» **EXERCISE INSTRUCTIONS**
Count lines with the string "title" in them. State the number alone.

# ENTRIES SUPPLIED start

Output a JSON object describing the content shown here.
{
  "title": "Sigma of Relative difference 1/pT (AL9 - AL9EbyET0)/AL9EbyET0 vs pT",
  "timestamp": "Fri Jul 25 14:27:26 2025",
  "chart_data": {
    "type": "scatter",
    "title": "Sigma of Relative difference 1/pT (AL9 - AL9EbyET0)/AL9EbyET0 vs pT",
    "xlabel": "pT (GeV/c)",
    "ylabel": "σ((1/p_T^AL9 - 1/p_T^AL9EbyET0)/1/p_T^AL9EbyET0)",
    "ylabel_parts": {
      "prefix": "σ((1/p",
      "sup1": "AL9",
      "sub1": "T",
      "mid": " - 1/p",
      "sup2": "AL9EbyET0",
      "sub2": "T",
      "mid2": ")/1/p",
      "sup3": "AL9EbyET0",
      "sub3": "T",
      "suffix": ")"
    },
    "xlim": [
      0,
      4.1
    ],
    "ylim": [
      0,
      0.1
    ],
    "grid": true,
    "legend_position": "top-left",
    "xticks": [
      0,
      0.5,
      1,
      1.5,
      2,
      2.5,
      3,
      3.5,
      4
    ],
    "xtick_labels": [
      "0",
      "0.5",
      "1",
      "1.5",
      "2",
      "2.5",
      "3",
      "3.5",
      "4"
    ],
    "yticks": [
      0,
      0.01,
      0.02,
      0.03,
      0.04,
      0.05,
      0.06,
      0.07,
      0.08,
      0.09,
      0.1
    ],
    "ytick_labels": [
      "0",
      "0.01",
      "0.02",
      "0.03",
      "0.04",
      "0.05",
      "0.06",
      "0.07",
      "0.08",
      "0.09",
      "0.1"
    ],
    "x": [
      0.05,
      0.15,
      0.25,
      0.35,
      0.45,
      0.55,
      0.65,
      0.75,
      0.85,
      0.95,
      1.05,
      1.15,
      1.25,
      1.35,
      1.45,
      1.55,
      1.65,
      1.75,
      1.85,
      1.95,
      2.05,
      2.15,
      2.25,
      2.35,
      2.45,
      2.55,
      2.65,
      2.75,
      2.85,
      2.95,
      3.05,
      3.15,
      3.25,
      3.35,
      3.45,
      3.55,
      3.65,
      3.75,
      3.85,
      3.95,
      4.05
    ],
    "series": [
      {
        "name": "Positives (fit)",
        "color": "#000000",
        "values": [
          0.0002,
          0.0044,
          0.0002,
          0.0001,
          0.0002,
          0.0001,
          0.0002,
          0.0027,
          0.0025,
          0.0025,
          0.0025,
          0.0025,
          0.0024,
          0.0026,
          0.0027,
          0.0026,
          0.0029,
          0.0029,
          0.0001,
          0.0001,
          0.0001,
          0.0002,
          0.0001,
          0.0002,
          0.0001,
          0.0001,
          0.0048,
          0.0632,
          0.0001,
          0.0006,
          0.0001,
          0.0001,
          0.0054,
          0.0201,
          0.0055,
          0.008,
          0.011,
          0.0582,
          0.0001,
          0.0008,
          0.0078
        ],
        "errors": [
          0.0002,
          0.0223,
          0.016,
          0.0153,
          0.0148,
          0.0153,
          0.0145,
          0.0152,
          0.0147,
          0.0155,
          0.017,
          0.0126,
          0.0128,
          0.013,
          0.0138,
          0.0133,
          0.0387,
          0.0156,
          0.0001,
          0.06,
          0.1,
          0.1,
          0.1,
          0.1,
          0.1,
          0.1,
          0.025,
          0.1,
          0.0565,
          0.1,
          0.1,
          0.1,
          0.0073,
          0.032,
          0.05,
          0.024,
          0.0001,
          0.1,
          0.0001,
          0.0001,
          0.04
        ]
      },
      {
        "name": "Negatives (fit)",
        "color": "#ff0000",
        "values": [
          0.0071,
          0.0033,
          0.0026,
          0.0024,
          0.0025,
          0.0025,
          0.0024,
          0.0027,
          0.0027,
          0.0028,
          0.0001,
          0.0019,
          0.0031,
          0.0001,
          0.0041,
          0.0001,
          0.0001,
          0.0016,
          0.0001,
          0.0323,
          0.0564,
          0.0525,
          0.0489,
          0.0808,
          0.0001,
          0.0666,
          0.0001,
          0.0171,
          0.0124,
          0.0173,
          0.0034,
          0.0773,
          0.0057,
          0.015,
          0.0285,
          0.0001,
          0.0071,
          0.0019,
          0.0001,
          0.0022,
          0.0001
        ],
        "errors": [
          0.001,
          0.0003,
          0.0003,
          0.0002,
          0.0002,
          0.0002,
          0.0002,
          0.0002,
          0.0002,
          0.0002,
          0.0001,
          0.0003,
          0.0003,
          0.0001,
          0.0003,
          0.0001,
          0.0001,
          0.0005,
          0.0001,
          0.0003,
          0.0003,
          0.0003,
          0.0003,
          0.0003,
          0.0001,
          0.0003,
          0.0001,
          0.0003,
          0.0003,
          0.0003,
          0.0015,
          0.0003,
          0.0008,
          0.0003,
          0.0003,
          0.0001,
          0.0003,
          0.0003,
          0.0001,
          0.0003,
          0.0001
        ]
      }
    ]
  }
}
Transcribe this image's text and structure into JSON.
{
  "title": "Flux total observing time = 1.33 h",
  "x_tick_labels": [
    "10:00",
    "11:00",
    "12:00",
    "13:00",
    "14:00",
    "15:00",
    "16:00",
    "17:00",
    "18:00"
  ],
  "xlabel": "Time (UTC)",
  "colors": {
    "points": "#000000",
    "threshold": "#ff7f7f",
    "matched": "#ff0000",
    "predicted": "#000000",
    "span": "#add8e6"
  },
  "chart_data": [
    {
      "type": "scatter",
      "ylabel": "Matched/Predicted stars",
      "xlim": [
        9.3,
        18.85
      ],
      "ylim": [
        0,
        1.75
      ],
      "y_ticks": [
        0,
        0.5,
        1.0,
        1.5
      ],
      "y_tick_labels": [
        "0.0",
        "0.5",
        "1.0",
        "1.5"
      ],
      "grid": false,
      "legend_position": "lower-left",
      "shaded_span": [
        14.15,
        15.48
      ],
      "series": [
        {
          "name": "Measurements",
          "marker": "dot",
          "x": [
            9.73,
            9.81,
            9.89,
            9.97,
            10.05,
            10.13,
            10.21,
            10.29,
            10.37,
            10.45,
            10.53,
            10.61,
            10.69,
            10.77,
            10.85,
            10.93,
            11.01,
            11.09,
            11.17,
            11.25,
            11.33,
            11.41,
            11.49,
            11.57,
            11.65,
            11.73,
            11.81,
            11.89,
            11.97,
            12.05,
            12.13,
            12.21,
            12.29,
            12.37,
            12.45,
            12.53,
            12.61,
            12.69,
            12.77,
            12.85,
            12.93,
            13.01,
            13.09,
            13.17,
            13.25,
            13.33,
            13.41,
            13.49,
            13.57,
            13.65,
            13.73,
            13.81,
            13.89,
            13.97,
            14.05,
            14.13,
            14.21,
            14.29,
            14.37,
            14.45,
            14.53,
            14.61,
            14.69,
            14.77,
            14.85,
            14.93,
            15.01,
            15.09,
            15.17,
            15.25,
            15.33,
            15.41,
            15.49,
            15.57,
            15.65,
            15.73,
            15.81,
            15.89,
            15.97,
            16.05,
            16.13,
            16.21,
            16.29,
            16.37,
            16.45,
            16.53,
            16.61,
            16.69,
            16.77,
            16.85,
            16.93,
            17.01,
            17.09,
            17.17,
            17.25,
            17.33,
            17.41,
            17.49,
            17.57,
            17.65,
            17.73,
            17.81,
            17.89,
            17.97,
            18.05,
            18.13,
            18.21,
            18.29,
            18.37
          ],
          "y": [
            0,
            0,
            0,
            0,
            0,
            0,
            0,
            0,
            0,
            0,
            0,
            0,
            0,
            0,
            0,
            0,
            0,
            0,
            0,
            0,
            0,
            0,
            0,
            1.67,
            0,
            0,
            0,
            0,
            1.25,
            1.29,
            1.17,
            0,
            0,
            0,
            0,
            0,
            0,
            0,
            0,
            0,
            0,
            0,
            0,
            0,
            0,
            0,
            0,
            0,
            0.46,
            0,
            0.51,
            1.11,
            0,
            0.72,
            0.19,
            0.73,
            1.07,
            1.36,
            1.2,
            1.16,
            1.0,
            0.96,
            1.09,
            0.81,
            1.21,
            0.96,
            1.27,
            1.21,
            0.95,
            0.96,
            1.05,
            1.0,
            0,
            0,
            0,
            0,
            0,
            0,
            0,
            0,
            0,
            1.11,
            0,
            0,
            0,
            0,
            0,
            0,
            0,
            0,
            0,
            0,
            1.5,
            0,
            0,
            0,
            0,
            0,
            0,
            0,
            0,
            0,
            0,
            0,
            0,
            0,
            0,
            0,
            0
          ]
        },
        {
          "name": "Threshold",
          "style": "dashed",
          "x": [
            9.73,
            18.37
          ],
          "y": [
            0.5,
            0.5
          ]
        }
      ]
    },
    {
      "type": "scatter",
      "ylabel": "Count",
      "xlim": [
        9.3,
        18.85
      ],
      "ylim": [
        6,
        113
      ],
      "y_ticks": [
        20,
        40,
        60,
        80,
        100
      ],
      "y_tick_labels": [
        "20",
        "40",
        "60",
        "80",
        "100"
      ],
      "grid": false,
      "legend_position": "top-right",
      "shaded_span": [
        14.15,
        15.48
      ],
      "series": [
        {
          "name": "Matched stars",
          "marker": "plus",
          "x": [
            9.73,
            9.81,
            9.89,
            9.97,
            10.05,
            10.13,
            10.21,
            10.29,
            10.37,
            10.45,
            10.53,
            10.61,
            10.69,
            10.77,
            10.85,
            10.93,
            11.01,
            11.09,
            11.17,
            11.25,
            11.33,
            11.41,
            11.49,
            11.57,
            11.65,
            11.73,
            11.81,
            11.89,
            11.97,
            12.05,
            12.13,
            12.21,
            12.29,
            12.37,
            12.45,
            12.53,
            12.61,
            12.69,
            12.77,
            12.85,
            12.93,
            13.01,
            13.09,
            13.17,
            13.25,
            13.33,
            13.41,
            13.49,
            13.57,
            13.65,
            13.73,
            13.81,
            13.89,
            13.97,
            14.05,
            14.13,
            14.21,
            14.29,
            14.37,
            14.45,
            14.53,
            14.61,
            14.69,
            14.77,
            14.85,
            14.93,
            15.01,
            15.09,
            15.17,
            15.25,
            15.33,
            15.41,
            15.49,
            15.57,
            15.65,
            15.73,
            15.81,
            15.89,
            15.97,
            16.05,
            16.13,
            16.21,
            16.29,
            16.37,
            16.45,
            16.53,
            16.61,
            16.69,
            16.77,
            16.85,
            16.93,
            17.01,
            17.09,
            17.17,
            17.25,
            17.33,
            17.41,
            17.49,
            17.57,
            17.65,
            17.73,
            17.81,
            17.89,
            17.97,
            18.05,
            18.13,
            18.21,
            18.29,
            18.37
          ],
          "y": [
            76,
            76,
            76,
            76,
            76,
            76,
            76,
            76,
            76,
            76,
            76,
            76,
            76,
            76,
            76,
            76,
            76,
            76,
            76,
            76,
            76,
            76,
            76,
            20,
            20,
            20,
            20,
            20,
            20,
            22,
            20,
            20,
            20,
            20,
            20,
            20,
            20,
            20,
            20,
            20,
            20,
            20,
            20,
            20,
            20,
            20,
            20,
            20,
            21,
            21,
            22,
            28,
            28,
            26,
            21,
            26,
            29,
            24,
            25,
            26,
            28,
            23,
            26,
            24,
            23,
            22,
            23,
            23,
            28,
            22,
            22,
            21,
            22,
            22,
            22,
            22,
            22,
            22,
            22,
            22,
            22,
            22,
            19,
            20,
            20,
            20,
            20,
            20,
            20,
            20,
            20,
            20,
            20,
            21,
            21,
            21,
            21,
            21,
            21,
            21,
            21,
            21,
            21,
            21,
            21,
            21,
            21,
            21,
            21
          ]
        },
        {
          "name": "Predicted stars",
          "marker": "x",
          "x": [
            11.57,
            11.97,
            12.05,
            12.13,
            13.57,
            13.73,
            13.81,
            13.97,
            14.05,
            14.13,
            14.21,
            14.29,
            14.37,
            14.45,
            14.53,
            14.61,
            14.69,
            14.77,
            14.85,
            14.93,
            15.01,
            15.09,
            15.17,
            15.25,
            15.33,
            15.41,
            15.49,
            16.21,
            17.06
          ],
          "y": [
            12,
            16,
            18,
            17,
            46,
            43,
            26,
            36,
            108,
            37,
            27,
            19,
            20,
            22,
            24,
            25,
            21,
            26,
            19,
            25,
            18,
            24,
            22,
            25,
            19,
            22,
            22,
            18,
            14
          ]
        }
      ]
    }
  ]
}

# ENTRIES SUPPLIED end

» **RESPONSE**
3